Exercise description:
Pull every line containing "Producer" from the entries.

Available records:
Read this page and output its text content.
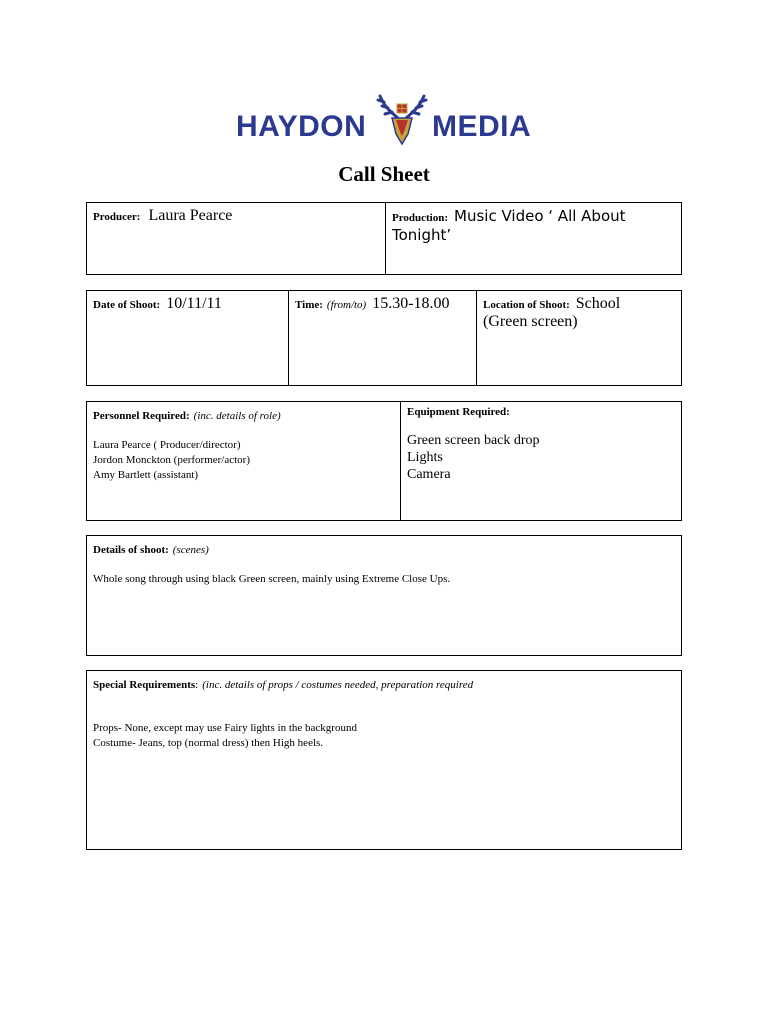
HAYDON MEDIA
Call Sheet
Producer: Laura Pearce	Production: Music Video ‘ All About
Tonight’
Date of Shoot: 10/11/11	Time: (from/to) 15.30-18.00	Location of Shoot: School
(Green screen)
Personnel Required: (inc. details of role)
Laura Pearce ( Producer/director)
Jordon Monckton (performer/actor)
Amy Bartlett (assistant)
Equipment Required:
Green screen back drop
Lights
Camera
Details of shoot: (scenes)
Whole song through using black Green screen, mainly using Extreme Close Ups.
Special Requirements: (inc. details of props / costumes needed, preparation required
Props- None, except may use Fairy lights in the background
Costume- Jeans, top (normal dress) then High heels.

Task result:
Producer: Laura Pearce	Production: Music Video ‘ All About
Laura Pearce ( Producer/director)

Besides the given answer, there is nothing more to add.